WHAT THE TASK ASKS:
State how many lines in the entries below contain "name". Write nothing but the number.

DATA IN THIS EXERCISE:

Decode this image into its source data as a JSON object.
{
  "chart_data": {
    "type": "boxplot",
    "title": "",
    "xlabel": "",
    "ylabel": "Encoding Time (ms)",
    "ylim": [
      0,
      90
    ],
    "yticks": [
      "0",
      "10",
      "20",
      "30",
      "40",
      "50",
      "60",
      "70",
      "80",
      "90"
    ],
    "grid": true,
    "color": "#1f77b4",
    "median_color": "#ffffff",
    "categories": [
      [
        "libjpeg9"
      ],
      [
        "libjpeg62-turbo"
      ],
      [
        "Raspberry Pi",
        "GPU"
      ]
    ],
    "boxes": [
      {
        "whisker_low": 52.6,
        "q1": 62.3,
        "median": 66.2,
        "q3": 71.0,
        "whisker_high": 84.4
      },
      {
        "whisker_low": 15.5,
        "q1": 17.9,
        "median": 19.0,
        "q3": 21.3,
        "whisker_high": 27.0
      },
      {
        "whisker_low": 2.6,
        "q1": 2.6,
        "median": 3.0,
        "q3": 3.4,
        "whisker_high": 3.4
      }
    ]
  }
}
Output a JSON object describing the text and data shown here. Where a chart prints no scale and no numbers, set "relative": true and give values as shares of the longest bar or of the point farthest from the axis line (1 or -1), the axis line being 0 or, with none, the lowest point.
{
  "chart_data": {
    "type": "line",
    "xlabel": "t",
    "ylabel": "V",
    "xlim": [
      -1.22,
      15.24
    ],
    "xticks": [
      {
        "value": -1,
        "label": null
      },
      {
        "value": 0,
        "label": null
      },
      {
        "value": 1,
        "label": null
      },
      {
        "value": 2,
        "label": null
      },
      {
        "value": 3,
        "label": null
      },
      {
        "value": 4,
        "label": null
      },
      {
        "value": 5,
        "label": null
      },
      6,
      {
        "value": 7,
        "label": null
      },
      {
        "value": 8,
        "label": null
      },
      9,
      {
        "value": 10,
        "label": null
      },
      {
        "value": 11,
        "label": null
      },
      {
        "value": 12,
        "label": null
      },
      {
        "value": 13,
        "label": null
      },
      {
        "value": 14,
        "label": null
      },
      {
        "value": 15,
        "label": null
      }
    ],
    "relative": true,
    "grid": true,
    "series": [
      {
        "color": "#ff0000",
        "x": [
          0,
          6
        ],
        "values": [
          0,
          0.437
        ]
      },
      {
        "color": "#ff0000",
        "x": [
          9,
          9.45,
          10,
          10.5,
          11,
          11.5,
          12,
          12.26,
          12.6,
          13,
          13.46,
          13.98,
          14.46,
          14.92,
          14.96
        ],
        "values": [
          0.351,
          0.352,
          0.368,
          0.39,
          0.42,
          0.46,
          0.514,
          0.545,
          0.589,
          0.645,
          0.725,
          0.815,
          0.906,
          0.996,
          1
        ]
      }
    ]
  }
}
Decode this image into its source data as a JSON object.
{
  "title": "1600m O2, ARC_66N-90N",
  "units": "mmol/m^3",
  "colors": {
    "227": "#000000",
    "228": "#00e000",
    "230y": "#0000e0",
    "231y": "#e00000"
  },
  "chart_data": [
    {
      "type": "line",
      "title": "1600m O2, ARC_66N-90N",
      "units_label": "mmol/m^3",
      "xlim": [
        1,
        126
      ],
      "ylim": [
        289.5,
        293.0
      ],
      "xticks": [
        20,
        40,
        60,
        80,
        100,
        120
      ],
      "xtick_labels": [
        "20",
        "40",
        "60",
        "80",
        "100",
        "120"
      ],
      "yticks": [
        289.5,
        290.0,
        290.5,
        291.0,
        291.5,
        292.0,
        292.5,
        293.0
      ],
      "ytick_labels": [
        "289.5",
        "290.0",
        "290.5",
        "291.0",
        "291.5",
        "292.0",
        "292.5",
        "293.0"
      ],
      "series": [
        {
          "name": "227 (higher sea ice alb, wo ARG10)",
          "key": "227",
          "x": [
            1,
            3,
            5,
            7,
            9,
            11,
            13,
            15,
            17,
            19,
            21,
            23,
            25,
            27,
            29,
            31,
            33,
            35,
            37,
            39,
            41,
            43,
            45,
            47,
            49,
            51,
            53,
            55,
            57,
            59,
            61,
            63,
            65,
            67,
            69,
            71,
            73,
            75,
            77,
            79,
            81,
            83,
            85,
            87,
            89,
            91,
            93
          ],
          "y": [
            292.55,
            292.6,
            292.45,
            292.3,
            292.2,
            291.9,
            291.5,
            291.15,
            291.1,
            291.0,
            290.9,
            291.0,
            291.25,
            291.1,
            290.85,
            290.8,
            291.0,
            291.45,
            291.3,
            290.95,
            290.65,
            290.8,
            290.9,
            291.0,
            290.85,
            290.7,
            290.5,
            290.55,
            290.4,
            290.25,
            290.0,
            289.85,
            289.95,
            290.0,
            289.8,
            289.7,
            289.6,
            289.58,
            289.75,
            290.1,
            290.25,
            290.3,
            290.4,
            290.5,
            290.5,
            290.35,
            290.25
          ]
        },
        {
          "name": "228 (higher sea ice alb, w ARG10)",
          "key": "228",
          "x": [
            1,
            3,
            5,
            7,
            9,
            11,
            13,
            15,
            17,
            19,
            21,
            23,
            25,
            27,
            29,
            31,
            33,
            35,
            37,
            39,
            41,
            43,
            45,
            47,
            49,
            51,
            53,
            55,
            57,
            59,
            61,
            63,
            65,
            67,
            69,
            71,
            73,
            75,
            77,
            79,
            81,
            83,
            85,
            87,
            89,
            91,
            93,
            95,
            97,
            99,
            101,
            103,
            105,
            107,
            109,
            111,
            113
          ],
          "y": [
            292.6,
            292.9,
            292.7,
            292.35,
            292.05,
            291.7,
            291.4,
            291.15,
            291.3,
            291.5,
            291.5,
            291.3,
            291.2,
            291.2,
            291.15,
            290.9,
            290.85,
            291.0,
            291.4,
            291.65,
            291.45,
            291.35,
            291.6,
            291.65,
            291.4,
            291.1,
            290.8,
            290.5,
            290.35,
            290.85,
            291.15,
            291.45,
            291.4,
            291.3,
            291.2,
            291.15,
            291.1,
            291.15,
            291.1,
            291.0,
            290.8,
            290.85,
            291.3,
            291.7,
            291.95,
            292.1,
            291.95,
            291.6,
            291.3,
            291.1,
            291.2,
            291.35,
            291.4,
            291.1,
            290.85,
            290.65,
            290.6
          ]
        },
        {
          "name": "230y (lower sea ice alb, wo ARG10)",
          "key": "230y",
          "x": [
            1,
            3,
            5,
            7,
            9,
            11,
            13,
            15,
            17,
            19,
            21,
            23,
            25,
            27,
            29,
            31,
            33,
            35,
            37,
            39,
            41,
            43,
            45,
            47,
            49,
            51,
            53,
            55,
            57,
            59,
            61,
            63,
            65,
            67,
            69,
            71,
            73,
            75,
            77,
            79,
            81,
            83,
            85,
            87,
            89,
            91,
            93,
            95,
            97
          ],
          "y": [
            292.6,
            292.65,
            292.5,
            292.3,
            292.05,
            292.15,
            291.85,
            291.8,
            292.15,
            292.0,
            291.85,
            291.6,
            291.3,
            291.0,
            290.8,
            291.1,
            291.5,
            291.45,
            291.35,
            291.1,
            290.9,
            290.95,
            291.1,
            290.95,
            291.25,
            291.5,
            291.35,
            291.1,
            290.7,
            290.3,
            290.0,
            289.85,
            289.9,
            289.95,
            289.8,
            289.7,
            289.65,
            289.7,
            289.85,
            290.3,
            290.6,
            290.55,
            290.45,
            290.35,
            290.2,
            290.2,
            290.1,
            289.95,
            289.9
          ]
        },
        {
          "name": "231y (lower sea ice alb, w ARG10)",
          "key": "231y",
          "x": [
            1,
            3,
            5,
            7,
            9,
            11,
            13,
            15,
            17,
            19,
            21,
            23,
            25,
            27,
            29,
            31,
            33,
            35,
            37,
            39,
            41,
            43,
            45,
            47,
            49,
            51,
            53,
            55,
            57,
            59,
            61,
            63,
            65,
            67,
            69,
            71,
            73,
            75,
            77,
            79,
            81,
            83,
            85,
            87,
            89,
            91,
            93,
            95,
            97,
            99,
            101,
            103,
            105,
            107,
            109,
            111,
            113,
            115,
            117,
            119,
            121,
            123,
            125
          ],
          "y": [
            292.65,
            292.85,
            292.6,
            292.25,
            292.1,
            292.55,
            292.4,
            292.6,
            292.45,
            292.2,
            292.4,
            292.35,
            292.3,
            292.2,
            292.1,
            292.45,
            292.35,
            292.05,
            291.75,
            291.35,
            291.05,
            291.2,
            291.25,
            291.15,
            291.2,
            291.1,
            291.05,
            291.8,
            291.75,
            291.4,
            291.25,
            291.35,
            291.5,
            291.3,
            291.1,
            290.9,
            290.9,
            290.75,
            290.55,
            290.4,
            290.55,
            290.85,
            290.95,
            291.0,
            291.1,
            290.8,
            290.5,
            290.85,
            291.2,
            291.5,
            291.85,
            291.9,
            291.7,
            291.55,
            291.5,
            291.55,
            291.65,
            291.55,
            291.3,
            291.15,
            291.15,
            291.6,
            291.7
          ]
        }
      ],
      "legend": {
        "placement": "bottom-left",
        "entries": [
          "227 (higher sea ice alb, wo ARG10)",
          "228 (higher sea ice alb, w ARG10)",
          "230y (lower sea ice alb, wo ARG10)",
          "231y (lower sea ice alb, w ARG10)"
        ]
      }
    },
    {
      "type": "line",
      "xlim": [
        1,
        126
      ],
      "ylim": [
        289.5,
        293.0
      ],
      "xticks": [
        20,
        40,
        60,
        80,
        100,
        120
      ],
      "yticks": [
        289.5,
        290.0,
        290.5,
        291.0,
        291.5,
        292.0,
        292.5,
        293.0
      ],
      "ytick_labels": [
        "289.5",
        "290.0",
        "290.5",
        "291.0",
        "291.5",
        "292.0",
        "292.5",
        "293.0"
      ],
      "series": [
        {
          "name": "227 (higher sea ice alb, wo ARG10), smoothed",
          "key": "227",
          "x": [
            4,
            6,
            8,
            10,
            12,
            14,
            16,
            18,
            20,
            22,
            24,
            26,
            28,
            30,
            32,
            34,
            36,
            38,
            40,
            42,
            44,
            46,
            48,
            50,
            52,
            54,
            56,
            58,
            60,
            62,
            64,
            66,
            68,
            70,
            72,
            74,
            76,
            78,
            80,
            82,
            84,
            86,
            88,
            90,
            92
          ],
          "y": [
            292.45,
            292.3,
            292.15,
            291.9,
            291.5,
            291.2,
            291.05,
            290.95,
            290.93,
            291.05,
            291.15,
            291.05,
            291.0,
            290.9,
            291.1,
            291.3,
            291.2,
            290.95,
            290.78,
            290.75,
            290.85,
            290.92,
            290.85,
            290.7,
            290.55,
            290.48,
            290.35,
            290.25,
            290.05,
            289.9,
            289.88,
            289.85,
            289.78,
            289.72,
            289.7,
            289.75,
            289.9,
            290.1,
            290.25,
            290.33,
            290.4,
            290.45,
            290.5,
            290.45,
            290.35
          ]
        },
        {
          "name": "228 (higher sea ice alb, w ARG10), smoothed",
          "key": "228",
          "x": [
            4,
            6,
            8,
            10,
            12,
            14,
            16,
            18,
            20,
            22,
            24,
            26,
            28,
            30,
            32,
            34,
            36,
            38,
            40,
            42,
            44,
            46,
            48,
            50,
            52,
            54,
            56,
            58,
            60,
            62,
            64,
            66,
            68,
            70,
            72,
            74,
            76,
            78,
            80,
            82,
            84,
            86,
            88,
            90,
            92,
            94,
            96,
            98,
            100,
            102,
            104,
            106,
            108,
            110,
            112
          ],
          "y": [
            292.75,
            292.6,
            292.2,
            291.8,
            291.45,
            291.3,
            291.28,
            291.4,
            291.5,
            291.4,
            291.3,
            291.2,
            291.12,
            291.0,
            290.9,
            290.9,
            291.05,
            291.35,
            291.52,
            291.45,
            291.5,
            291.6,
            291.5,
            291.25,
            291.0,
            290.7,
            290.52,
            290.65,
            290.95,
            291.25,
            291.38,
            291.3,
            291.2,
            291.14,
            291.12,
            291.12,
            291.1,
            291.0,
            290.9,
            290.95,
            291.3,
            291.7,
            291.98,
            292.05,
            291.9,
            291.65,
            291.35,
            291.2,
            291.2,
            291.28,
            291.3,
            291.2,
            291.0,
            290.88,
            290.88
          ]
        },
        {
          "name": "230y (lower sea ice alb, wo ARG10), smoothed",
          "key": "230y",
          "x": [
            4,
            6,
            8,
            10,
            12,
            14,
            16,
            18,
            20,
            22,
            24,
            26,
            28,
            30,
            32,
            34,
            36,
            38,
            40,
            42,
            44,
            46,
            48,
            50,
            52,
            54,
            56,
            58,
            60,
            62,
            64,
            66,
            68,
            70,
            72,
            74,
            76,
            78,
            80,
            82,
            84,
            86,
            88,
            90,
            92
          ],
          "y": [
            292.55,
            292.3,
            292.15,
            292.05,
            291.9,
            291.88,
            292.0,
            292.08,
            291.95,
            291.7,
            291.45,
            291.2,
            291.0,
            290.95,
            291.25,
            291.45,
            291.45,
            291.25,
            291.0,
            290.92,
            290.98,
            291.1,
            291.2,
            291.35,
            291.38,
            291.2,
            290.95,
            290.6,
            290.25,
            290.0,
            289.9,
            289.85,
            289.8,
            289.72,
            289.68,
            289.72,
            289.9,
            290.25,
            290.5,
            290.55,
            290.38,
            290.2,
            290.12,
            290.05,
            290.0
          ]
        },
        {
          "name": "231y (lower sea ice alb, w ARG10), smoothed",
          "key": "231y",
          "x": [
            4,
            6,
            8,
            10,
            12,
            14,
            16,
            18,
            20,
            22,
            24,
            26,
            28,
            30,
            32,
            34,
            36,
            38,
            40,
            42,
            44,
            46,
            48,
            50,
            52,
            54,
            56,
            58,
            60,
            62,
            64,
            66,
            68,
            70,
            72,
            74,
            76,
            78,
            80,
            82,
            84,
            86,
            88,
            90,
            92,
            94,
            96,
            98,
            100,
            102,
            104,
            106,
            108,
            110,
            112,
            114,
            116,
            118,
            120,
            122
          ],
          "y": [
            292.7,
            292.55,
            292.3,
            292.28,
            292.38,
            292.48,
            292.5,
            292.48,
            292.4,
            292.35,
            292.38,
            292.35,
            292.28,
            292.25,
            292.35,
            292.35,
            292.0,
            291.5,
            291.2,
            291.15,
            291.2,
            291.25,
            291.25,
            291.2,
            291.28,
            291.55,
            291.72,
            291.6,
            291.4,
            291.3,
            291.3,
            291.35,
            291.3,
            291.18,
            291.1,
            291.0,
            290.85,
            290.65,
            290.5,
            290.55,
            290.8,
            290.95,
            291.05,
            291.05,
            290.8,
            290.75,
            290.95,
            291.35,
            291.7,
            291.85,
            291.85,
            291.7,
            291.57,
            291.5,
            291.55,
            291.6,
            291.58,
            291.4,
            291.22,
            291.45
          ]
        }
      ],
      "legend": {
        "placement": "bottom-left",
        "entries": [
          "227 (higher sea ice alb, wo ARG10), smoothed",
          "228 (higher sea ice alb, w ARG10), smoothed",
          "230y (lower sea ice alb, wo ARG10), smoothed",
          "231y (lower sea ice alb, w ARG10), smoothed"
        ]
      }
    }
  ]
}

SOLUTION:
8